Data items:

**********

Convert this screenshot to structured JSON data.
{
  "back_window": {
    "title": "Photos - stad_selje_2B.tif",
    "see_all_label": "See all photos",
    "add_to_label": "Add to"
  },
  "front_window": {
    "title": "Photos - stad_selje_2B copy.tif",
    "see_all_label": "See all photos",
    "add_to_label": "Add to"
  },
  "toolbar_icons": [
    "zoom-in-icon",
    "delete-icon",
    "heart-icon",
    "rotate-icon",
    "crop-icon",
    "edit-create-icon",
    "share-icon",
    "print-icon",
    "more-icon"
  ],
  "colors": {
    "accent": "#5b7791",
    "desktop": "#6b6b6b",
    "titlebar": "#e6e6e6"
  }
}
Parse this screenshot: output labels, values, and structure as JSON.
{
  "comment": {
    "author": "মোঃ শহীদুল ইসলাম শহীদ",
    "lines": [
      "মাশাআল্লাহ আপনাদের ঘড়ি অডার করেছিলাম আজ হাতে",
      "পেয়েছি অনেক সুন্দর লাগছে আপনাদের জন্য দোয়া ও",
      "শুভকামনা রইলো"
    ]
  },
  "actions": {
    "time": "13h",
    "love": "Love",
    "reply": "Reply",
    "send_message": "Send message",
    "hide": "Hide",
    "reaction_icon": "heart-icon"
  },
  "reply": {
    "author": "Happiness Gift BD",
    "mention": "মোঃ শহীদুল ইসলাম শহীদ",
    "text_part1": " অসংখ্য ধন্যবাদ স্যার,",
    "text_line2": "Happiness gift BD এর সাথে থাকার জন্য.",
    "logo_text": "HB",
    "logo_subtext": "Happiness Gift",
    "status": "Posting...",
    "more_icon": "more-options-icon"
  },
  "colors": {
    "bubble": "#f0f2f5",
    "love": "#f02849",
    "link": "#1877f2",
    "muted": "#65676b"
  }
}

**********

> _Exercise prompt_:
Show every line that contains the word "more".

> _Written reply_:
    "more-icon"
    "more_icon": "more-options-icon"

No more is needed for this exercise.